==== Material provided

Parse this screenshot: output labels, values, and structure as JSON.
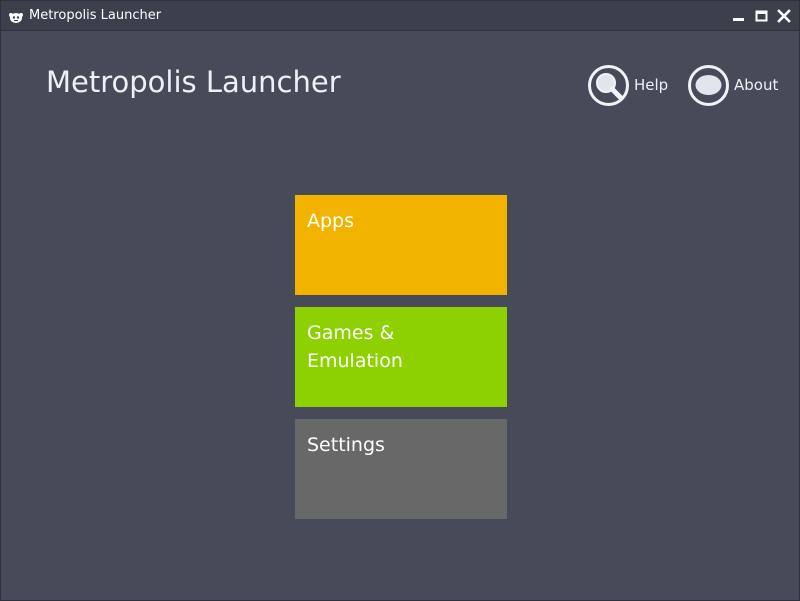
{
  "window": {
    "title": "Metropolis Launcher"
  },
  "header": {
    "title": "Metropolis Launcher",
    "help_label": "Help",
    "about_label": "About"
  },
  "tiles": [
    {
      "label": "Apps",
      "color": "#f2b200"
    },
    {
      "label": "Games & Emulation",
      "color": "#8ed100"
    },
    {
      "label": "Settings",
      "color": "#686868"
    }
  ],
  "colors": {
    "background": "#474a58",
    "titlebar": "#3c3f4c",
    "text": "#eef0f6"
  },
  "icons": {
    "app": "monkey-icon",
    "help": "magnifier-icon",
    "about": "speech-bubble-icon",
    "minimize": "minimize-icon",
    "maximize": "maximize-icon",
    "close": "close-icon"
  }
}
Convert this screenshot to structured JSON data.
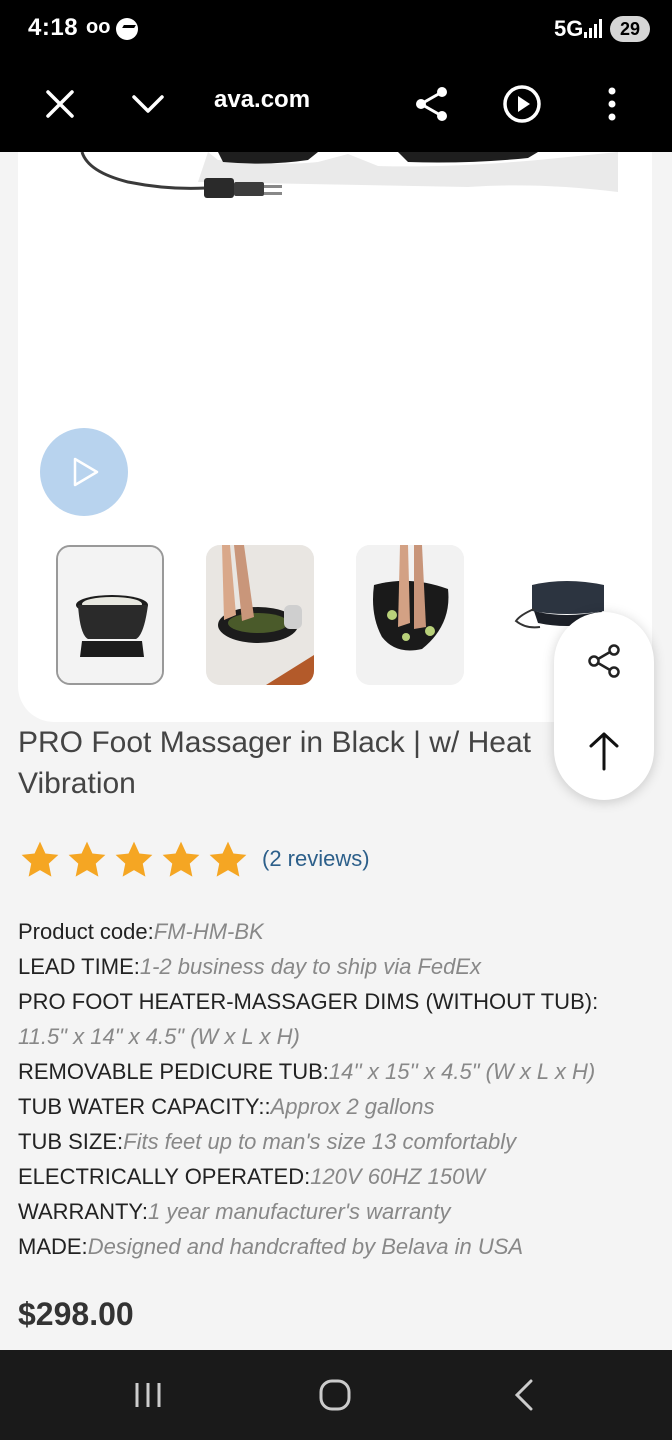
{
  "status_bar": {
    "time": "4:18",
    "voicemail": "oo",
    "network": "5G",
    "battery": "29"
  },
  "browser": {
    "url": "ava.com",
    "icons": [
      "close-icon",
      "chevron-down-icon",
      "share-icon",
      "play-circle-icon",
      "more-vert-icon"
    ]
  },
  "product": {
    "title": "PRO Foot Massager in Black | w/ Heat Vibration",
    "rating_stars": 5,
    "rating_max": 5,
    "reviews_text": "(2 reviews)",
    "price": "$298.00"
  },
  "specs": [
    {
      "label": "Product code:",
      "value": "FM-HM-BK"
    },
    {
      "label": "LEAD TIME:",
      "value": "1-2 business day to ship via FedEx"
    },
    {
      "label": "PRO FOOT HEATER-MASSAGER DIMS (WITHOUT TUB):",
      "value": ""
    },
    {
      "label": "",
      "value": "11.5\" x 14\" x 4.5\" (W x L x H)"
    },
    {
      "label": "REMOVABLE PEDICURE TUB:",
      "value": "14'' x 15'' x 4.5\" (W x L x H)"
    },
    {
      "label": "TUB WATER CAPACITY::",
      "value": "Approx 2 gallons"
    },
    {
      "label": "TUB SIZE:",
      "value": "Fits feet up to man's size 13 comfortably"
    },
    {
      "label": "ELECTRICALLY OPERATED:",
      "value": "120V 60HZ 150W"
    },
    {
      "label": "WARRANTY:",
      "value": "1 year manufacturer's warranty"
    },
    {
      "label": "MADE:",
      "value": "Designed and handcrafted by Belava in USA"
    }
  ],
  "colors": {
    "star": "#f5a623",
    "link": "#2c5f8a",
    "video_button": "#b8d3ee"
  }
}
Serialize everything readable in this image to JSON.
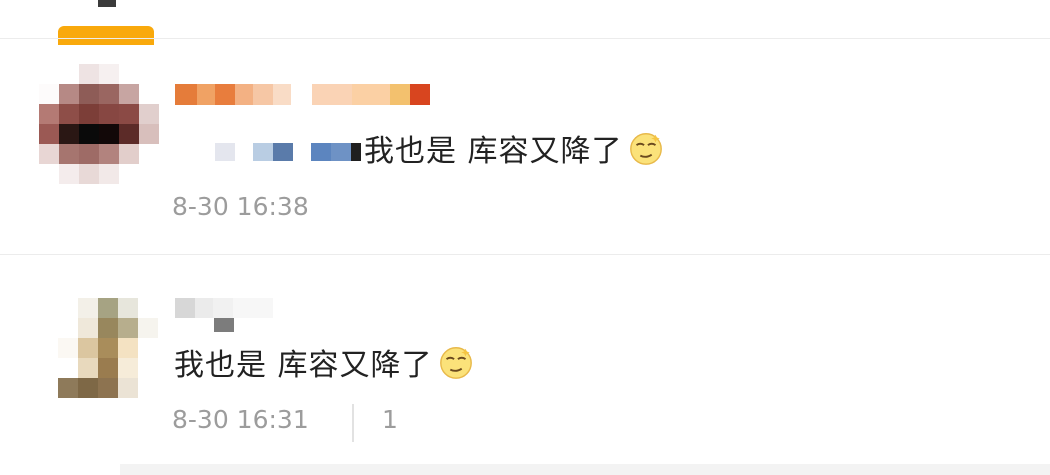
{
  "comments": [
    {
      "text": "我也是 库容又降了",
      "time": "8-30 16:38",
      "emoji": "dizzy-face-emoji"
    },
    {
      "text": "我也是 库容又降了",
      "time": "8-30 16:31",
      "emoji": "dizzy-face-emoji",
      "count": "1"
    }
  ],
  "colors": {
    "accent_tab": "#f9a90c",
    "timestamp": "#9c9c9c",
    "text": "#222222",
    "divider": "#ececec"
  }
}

========

Directions: Each entry above should be reproduced exactly, with the pictures removed.

Task solution:
Parse this screenshot: output labels, values, and structure as JSON.
{
  "window": {
    "title": "Metropolis Launcher"
  },
  "header": {
    "title": "Metropolis Launcher",
    "help_label": "Help",
    "about_label": "About"
  },
  "tiles": [
    {
      "label": "Apps",
      "color": "#f2b200"
    },
    {
      "label": "Games & Emulation",
      "color": "#8ed100"
    },
    {
      "label": "Settings",
      "color": "#686868"
    }
  ],
  "colors": {
    "background": "#474a58",
    "titlebar": "#3c3f4c",
    "text": "#eef0f6"
  },
  "icons": {
    "app": "monkey-icon",
    "help": "magnifier-icon",
    "about": "speech-bubble-icon",
    "minimize": "minimize-icon",
    "maximize": "maximize-icon",
    "close": "close-icon"
  }
}
Convert this screenshot to structured JSON data.
{
  "status_bar": {
    "time": "4:18",
    "voicemail": "oo",
    "network": "5G",
    "battery": "29"
  },
  "browser": {
    "url": "ava.com",
    "icons": [
      "close-icon",
      "chevron-down-icon",
      "share-icon",
      "play-circle-icon",
      "more-vert-icon"
    ]
  },
  "product": {
    "title": "PRO Foot Massager in Black | w/ Heat Vibration",
    "rating_stars": 5,
    "rating_max": 5,
    "reviews_text": "(2 reviews)",
    "price": "$298.00"
  },
  "specs": [
    {
      "label": "Product code:",
      "value": "FM-HM-BK"
    },
    {
      "label": "LEAD TIME:",
      "value": "1-2 business day to ship via FedEx"
    },
    {
      "label": "PRO FOOT HEATER-MASSAGER DIMS (WITHOUT TUB):",
      "value": ""
    },
    {
      "label": "",
      "value": "11.5\" x 14\" x 4.5\" (W x L x H)"
    },
    {
      "label": "REMOVABLE PEDICURE TUB:",
      "value": "14'' x 15'' x 4.5\" (W x L x H)"
    },
    {
      "label": "TUB WATER CAPACITY::",
      "value": "Approx 2 gallons"
    },
    {
      "label": "TUB SIZE:",
      "value": "Fits feet up to man's size 13 comfortably"
    },
    {
      "label": "ELECTRICALLY OPERATED:",
      "value": "120V 60HZ 150W"
    },
    {
      "label": "WARRANTY:",
      "value": "1 year manufacturer's warranty"
    },
    {
      "label": "MADE:",
      "value": "Designed and handcrafted by Belava in USA"
    }
  ],
  "colors": {
    "star": "#f5a623",
    "link": "#2c5f8a",
    "video_button": "#b8d3ee"
  }
}
Serialize everything readable in this image to JSON.
{
  "comments": [
    {
      "text": "我也是 库容又降了",
      "time": "8-30 16:38",
      "emoji": "dizzy-face-emoji"
    },
    {
      "text": "我也是 库容又降了",
      "time": "8-30 16:31",
      "emoji": "dizzy-face-emoji",
      "count": "1"
    }
  ],
  "colors": {
    "accent_tab": "#f9a90c",
    "timestamp": "#9c9c9c",
    "text": "#222222",
    "divider": "#ececec"
  }
}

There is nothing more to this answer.